** start of RECORDS SHOWN **
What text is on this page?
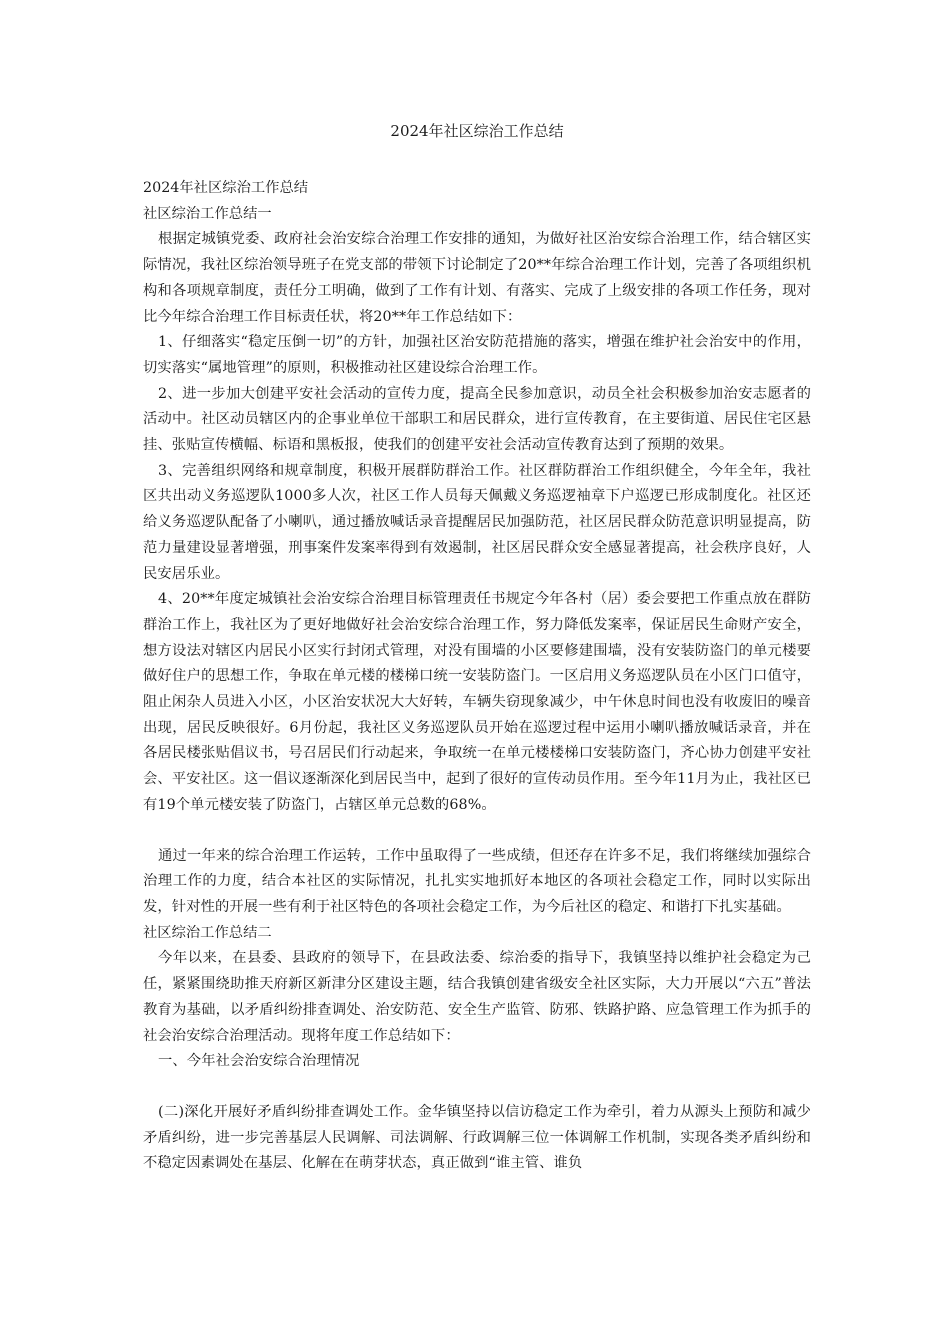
2024年社区综治工作总结

2024年社区综治工作总结

社区综治工作总结一

根据定城镇党委、政府社会治安综合治理工作安排的通知，为做好社区治安综合治理工作，结合辖区实际情况，我社区综治领导班子在党支部的带领下讨论制定了20**年综合治理工作计划，完善了各项组织机构和各项规章制度，责任分工明确，做到了工作有计划、有落实、完成了上级安排的各项工作任务，现对比今年综合治理工作目标责任状，将20**年工作总结如下：

1、仔细落实“稳定压倒一切”的方针，加强社区治安防范措施的落实，增强在维护社会治安中的作用，切实落实“属地管理”的原则，积极推动社区建设综合治理工作。

2、进一步加大创建平安社会活动的宣传力度，提高全民参加意识，动员全社会积极参加治安志愿者的活动中。社区动员辖区内的企事业单位干部职工和居民群众，进行宣传教育，在主要街道、居民住宅区悬挂、张贴宣传横幅、标语和黑板报，使我们的创建平安社会活动宣传教育达到了预期的效果。

3、完善组织网络和规章制度，积极开展群防群治工作。社区群防群治工作组织健全，今年全年，我社区共出动义务巡逻队1000多人次，社区工作人员每天佩戴义务巡逻袖章下户巡逻已形成制度化。社区还给义务巡逻队配备了小喇叭，通过播放喊话录音提醒居民加强防范，社区居民群众防范意识明显提高，防范力量建设显著增强，刑事案件发案率得到有效遏制，社区居民群众安全感显著提高，社会秩序良好，人民安居乐业。

4、20**年度定城镇社会治安综合治理目标管理责任书规定今年各村（居）委会要把工作重点放在群防群治工作上，我社区为了更好地做好社会治安综合治理工作，努力降低发案率，保证居民生命财产安全，想方设法对辖区内居民小区实行封闭式管理，对没有围墙的小区要修建围墙，没有安装防盗门的单元楼要做好住户的思想工作，争取在单元楼的楼梯口统一安装防盗门。一区启用义务巡逻队员在小区门口值守，阻止闲杂人员进入小区，小区治安状况大大好转，车辆失窃现象减少，中午休息时间也没有收废旧的噪音出现，居民反映很好。6月份起，我社区义务巡逻队员开始在巡逻过程中运用小喇叭播放喊话录音，并在各居民楼张贴倡议书，号召居民们行动起来，争取统一在单元楼楼梯口安装防盗门，齐心协力创建平安社会、平安社区。这一倡议逐渐深化到居民当中，起到了很好的宣传动员作用。至今年11月为止，我社区已有19个单元楼安装了防盗门，占辖区单元总数的68%。

通过一年来的综合治理工作运转，工作中虽取得了一些成绩，但还存在许多不足，我们将继续加强综合治理工作的力度，结合本社区的实际情况，扎扎实实地抓好本地区的各项社会稳定工作，同时以实际出发，针对性的开展一些有利于社区特色的各项社会稳定工作，为今后社区的稳定、和谐打下扎实基础。

社区综治工作总结二

今年以来，在县委、县政府的领导下，在县政法委、综治委的指导下，我镇坚持以维护社会稳定为己任，紧紧围绕助推天府新区新津分区建设主题，结合我镇创建省级安全社区实际，大力开展以“六五”普法教育为基础，以矛盾纠纷排查调处、治安防范、安全生产监管、防邪、铁路护路、应急管理工作为抓手的社会治安综合治理活动。现将年度工作总结如下：

一、今年社会治安综合治理情况

(二)深化开展好矛盾纠纷排查调处工作。金华镇坚持以信访稳定工作为牵引，着力从源头上预防和减少矛盾纠纷，进一步完善基层人民调解、司法调解、行政调解三位一体调解工作机制，实现各类矛盾纠纷和不稳定因素调处在基层、化解在在萌芽状态，真正做到“谁主管、谁负
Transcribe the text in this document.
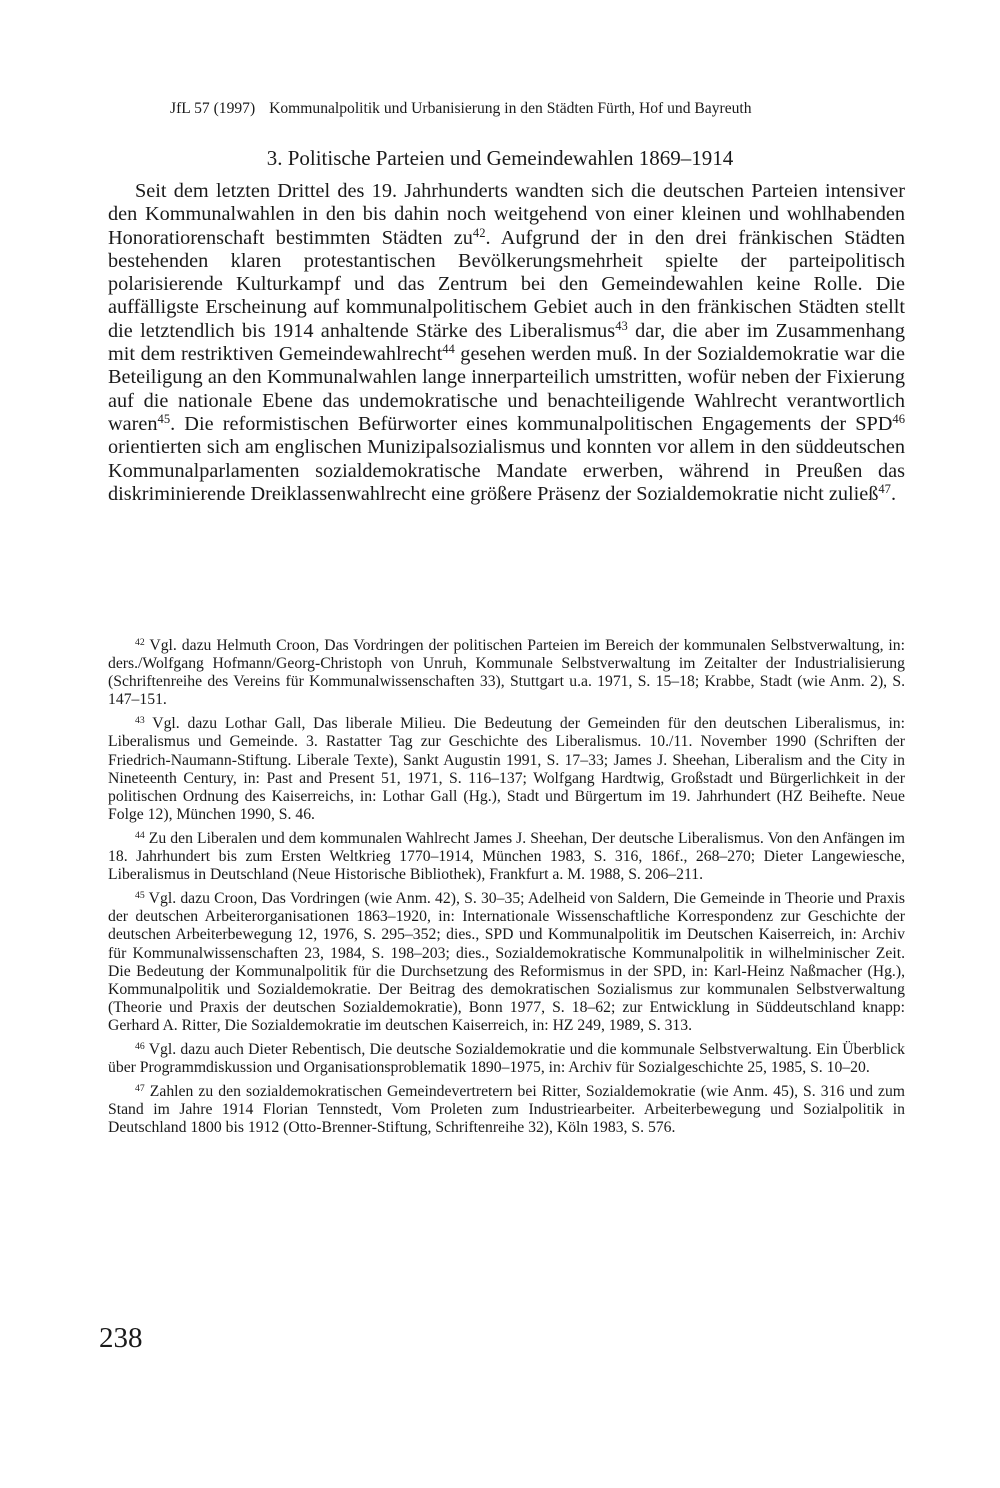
JfL 57 (1997) Kommunalpolitik und Urbanisierung in den Städten Fürth, Hof und Bayreuth
3. Politische Parteien und Gemeindewahlen 1869–1914

Seit dem letzten Drittel des 19. Jahrhunderts wandten sich die deutschen Parteien intensiver den Kommunalwahlen in den bis dahin noch weitgehend von einer kleinen und wohlhabenden Honoratiorenschaft bestimmten Städten $zu^{42}$. Aufgrund der in den drei fränkischen Städten bestehenden klaren protestantischen Bevölkerungsmehrheit spielte der parteipolitisch polarisierende Kulturkampf und das Zentrum bei den Gemeindewahlen keine Rolle. Die auffälligste Erscheinung auf kommunalpolitischem Gebiet auch in den fränkischen Städten stellt die letztendlich bis 1914 anhaltende Stärke des Liberalismus$^{43}$ dar, die aber im Zusammenhang mit dem restriktiven Gemeindewahlrecht$^{44}$ gesehen werden muß. In der Sozialdemokratie war die Beteiligung an den Kommunalwahlen lange innerparteilich umstritten, wofür neben der Fixierung auf die nationale Ebene das undemokratische und benachteiligende Wahlrecht verantwortlich waren$^{45}$. Die reformistischen Befürworter eines kommunalpolitischen Engagements der SPD$^{46}$ orientierten sich am englischen Munizipalsozialismus und konnten vor allem in den süddeutschen Kommunalparlamenten sozialdemokratische Mandate erwerben, während in Preußen das diskriminierende Dreiklassenwahlrecht eine größere Präsenz der Sozialdemokratie nicht zuließ$^{47}$.

$^{42}$ Vgl. dazu Helmuth Croon, Das Vordringen der politischen Parteien im Bereich der kommunalen Selbstverwaltung, in: ders./Wolfgang Hofmann/Georg-Christoph von Unruh, Kommunale Selbstverwaltung im Zeitalter der Industrialisierung (Schriftenreihe des Vereins für Kommunalwissenschaften 33), Stuttgart u.a. 1971, S. 15–18; Krabbe, Stadt (wie Anm. 2), S. 147–151.

$^{43}$ Vgl. dazu Lothar Gall, Das liberale Milieu. Die Bedeutung der Gemeinden für den deutschen Liberalismus, in: Liberalismus und Gemeinde. 3. Rastatter Tag zur Geschichte des Liberalismus. 10./11. November 1990 (Schriften der Friedrich-Naumann-Stiftung. Liberale Texte), Sankt Augustin 1991, S. 17–33; James J. Sheehan, Liberalism and the City in Nineteenth Century, in: Past and Present 51, 1971, S. 116–137; Wolfgang Hardtwig, Großstadt und Bürgerlichkeit in der politischen Ordnung des Kaiserreichs, in: Lothar Gall (Hg.), Stadt und Bürgertum im 19. Jahrhundert (HZ Beihefte. Neue Folge 12), München 1990, S. 46.

$^{44}$ Zu den Liberalen und dem kommunalen Wahlrecht James J. Sheehan, Der deutsche Liberalismus. Von den Anfängen im 18. Jahrhundert bis zum Ersten Weltkrieg 1770–1914, München 1983, S. 316, 186f., 268–270; Dieter Langewiesche, Liberalismus in Deutschland (Neue Historische Bibliothek), Frankfurt a. M. 1988, S. 206–211.

$^{45}$ Vgl. dazu Croon, Das Vordringen (wie Anm. 42), S. 30–35; Adelheid von Saldern, Die Gemeinde in Theorie und Praxis der deutschen Arbeiterorganisationen 1863–1920, in: Internationale Wissenschaftliche Korrespondenz zur Geschichte der deutschen Arbeiterbewegung 12, 1976, S. 295–352; dies., SPD und Kommunalpolitik im Deutschen Kaiserreich, in: Archiv für Kommunalwissenschaften 23, 1984, S. 198–203; dies., Sozialdemokratische Kommunalpolitik in wilhelminischer Zeit. Die Bedeutung der Kommunalpolitik für die Durchsetzung des Reformismus in der SPD, in: Karl-Heinz Naßmacher (Hg.), Kommunalpolitik und Sozialdemokratie. Der Beitrag des demokratischen Sozialismus zur kommunalen Selbstverwaltung (Theorie und Praxis der deutschen Sozialdemokratie), Bonn 1977, S. 18–62; zur Entwicklung in Süddeutschland knapp: Gerhard A. Ritter, Die Sozialdemokratie im deutschen Kaiserreich, in: HZ 249, 1989, S. 313.

$^{46}$ Vgl. dazu auch Dieter Rebentisch, Die deutsche Sozialdemokratie und die kommunale Selbstverwaltung. Ein Überblick über Programmdiskussion und Organisationsproblematik 1890–1975, in: Archiv für Sozialgeschichte 25, 1985, S. 10–20.

$^{47}$ Zahlen zu den sozialdemokratischen Gemeindevertretern bei Ritter, Sozialdemokratie (wie Anm. 45), S. 316 und zum Stand im Jahre 1914 Florian Tennstedt, Vom Proleten zum Industriearbeiter. Arbeiterbewegung und Sozialpolitik in Deutschland 1800 bis 1912 (Otto-Brenner-Stiftung, Schriftenreihe 32), Köln 1983, S. 576.

238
** end of RECORDS SHOWN **
- EXERCISE -
Search the records for the word "Stadt" and copy every line where it occurs.

- ANSWER BELOW -
$^{42}$ Vgl. dazu Helmuth Croon, Das Vordringen der politischen Parteien im Bereich der kommunalen Selbstverwaltung, in: ders./Wolfgang Hofmann/Georg-Christoph von Unruh, Kommunale Selbstverwaltung im Zeitalter der Industrialisierung (Schriftenreihe des Vereins für Kommunalwissenschaften 33), Stuttgart u.a. 1971, S. 15–18; Krabbe, Stadt (wie Anm. 2), S. 147–151.
$^{43}$ Vgl. dazu Lothar Gall, Das liberale Milieu. Die Bedeutung der Gemeinden für den deutschen Liberalismus, in: Liberalismus und Gemeinde. 3. Rastatter Tag zur Geschichte des Liberalismus. 10./11. November 1990 (Schriften der Friedrich-Naumann-Stiftung. Liberale Texte), Sankt Augustin 1991, S. 17–33; James J. Sheehan, Liberalism and the City in Nineteenth Century, in: Past and Present 51, 1971, S. 116–137; Wolfgang Hardtwig, Großstadt und Bürgerlichkeit in der politischen Ordnung des Kaiserreichs, in: Lothar Gall (Hg.), Stadt und Bürgertum im 19. Jahrhundert (HZ Beihefte. Neue Folge 12), München 1990, S. 46.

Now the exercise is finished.